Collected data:
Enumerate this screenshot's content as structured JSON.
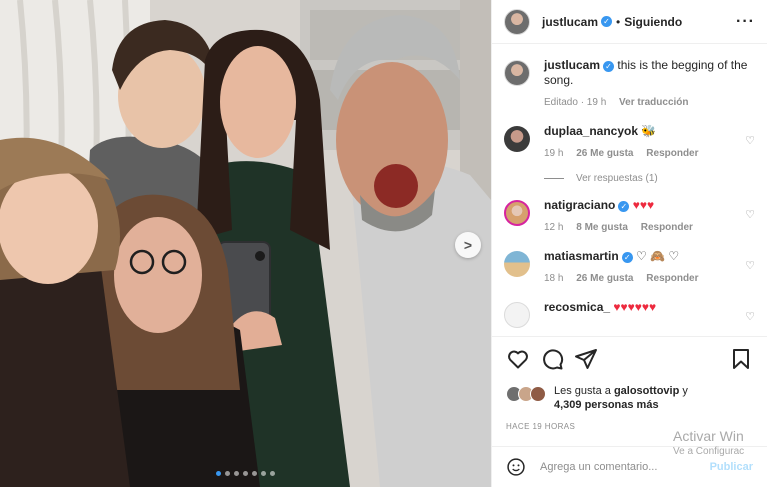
{
  "post": {
    "author": "justlucam",
    "follow_status": "Siguiendo",
    "separator": "•",
    "more_icon": "more-horizontal-icon",
    "caption": {
      "user": "justlucam",
      "text": "this is the begging of the song.",
      "edited": "Editado · 19 h",
      "translate": "Ver traducción"
    },
    "carousel": {
      "count": 7,
      "active_index": 0
    }
  },
  "comments": [
    {
      "user": "duplaa_nancyok",
      "text": "",
      "emoji": "🐝",
      "time": "19 h",
      "likes": "26 Me gusta",
      "reply": "Responder",
      "view_replies": "Ver respuestas (1)"
    },
    {
      "user": "natigraciano",
      "text": "",
      "emoji": "♥♥♥",
      "time": "12 h",
      "likes": "8 Me gusta",
      "reply": "Responder"
    },
    {
      "user": "matiasmartin",
      "text": "",
      "emoji": "♡ 🙈 ♡",
      "time": "18 h",
      "likes": "26 Me gusta",
      "reply": "Responder"
    },
    {
      "user": "recosmica_",
      "text": "",
      "emoji": "♥♥♥♥♥♥"
    }
  ],
  "likes": {
    "prefix": "Les gusta a",
    "user": "galosottovip",
    "and": "y",
    "others": "4,309 personas más"
  },
  "timestamp": "HACE 19 HORAS",
  "composer": {
    "placeholder": "Agrega un comentario...",
    "publish": "Publicar"
  },
  "watermark": {
    "line1": "Activar Win",
    "line2": "Ve a Configurac"
  },
  "colors": {
    "accent": "#3897f0",
    "heart": "#ed2a3e",
    "muted": "#8e8e8e"
  }
}
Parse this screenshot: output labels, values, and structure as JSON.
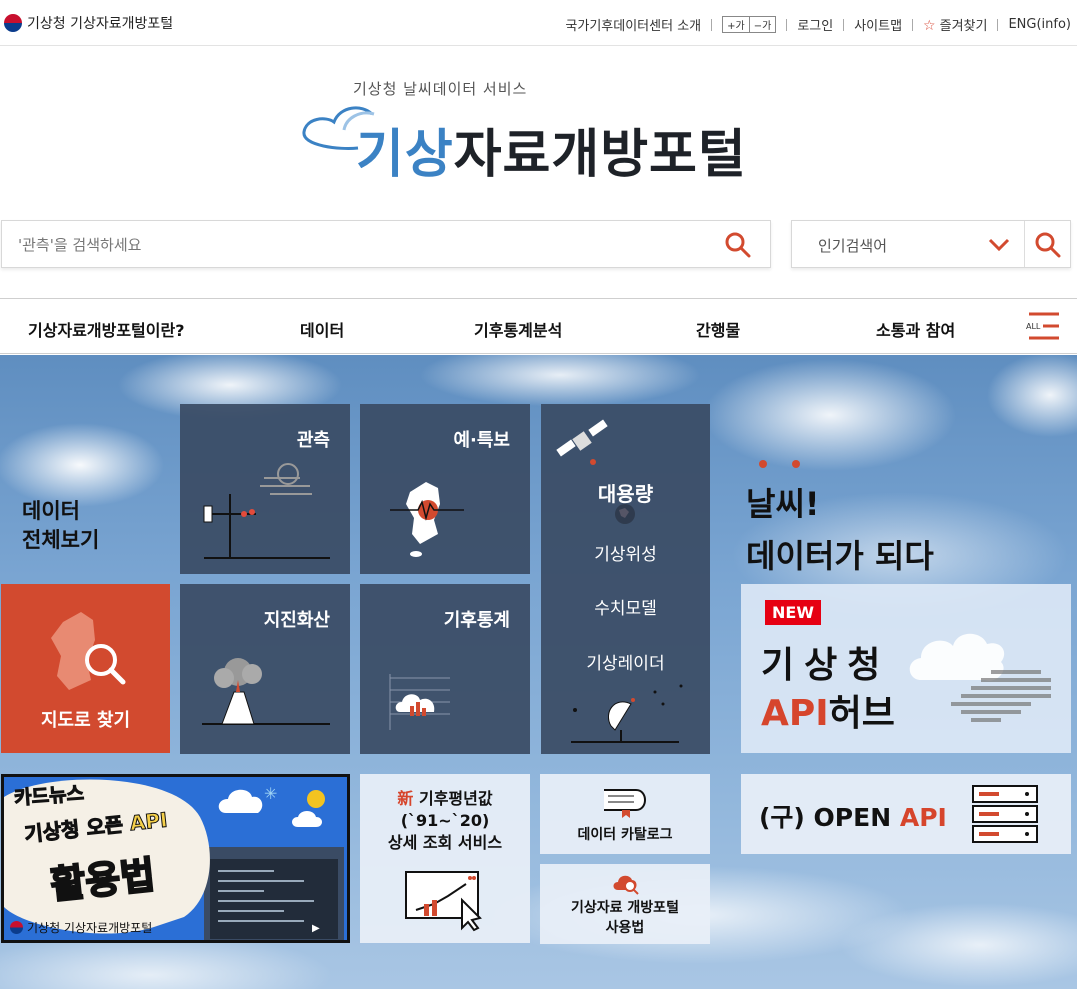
{
  "header": {
    "brand": "기상청 기상자료개방포털",
    "util_links": [
      "국가기후데이터센터 소개",
      "로그인",
      "사이트맵",
      "즐겨찾기",
      "ENG(info)"
    ],
    "font_plus": "+가",
    "font_minus": "−가"
  },
  "logo": {
    "subtitle": "기상청 날씨데이터 서비스",
    "title_blue": "기상",
    "title_dark": "자료개방포털"
  },
  "search": {
    "placeholder": "'관측'을 검색하세요",
    "popular_label": "인기검색어"
  },
  "nav": {
    "items": [
      "기상자료개방포털이란?",
      "데이터",
      "기후통계분석",
      "간행물",
      "소통과 참여"
    ],
    "all_label": "ALL"
  },
  "hero": {
    "all_data_line1": "데이터",
    "all_data_line2": "전체보기",
    "tiles": {
      "observation": "관측",
      "forecast": "예·특보",
      "earthquake": "지진화산",
      "climate": "기후통계",
      "bigdata_title": "대용량",
      "satellite": "기상위성",
      "model": "수치모델",
      "radar": "기상레이더"
    },
    "map_find": "지도로 찾기",
    "slogan_line1": "날씨!",
    "slogan_line2": "데이터가 되다",
    "apihub": {
      "badge": "NEW",
      "line1": "기상청",
      "line2_red": "API",
      "line2_dark": "허브"
    },
    "open_api": {
      "prefix": "(구) OPEN ",
      "red": "API"
    },
    "cardnews": {
      "line1": "카드뉴스",
      "line2": "기상청 오픈 API",
      "line3": "활용법",
      "footer": "기상청 기상자료개방포털"
    },
    "normal": {
      "new_char": "新",
      "line1": "기후평년값",
      "line2": "(`91~`20)",
      "line3": "상세 조회 서비스"
    },
    "catalog": "데이터 카탈로그",
    "usage_line1": "기상자료 개방포털",
    "usage_line2": "사용법"
  },
  "colors": {
    "accent_red": "#d24a2f",
    "logo_blue": "#3b82c4",
    "tile_navy": "#3a4b64"
  }
}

### [Exercise goal]
Pictures excluded, quote all the data above exactly.

### [The completed task]
Enumerate this screenshot's content as structured JSON.
{
  "post": {
    "author": "justlucam",
    "follow_status": "Siguiendo",
    "separator": "•",
    "more_icon": "more-horizontal-icon",
    "caption": {
      "user": "justlucam",
      "text": "this is the begging of the song.",
      "edited": "Editado · 19 h",
      "translate": "Ver traducción"
    },
    "carousel": {
      "count": 7,
      "active_index": 0
    }
  },
  "comments": [
    {
      "user": "duplaa_nancyok",
      "text": "",
      "emoji": "🐝",
      "time": "19 h",
      "likes": "26 Me gusta",
      "reply": "Responder",
      "view_replies": "Ver respuestas (1)"
    },
    {
      "user": "natigraciano",
      "text": "",
      "emoji": "♥♥♥",
      "time": "12 h",
      "likes": "8 Me gusta",
      "reply": "Responder"
    },
    {
      "user": "matiasmartin",
      "text": "",
      "emoji": "♡ 🙈 ♡",
      "time": "18 h",
      "likes": "26 Me gusta",
      "reply": "Responder"
    },
    {
      "user": "recosmica_",
      "text": "",
      "emoji": "♥♥♥♥♥♥"
    }
  ],
  "likes": {
    "prefix": "Les gusta a",
    "user": "galosottovip",
    "and": "y",
    "others": "4,309 personas más"
  },
  "timestamp": "HACE 19 HORAS",
  "composer": {
    "placeholder": "Agrega un comentario...",
    "publish": "Publicar"
  },
  "watermark": {
    "line1": "Activar Win",
    "line2": "Ve a Configurac"
  },
  "colors": {
    "accent": "#3897f0",
    "heart": "#ed2a3e",
    "muted": "#8e8e8e"
  }
}
Parse this screenshot: output labels, values, and structure as JSON.
{
  "header": {
    "brand": "기상청 기상자료개방포털",
    "util_links": [
      "국가기후데이터센터 소개",
      "로그인",
      "사이트맵",
      "즐겨찾기",
      "ENG(info)"
    ],
    "font_plus": "+가",
    "font_minus": "−가"
  },
  "logo": {
    "subtitle": "기상청 날씨데이터 서비스",
    "title_blue": "기상",
    "title_dark": "자료개방포털"
  },
  "search": {
    "placeholder": "'관측'을 검색하세요",
    "popular_label": "인기검색어"
  },
  "nav": {
    "items": [
      "기상자료개방포털이란?",
      "데이터",
      "기후통계분석",
      "간행물",
      "소통과 참여"
    ],
    "all_label": "ALL"
  },
  "hero": {
    "all_data_line1": "데이터",
    "all_data_line2": "전체보기",
    "tiles": {
      "observation": "관측",
      "forecast": "예·특보",
      "earthquake": "지진화산",
      "climate": "기후통계",
      "bigdata_title": "대용량",
      "satellite": "기상위성",
      "model": "수치모델",
      "radar": "기상레이더"
    },
    "map_find": "지도로 찾기",
    "slogan_line1": "날씨!",
    "slogan_line2": "데이터가 되다",
    "apihub": {
      "badge": "NEW",
      "line1": "기상청",
      "line2_red": "API",
      "line2_dark": "허브"
    },
    "open_api": {
      "prefix": "(구) OPEN ",
      "red": "API"
    },
    "cardnews": {
      "line1": "카드뉴스",
      "line2": "기상청 오픈 API",
      "line3": "활용법",
      "footer": "기상청 기상자료개방포털"
    },
    "normal": {
      "new_char": "新",
      "line1": "기후평년값",
      "line2": "(`91~`20)",
      "line3": "상세 조회 서비스"
    },
    "catalog": "데이터 카탈로그",
    "usage_line1": "기상자료 개방포털",
    "usage_line2": "사용법"
  },
  "colors": {
    "accent_red": "#d24a2f",
    "logo_blue": "#3b82c4",
    "tile_navy": "#3a4b64"
  }
}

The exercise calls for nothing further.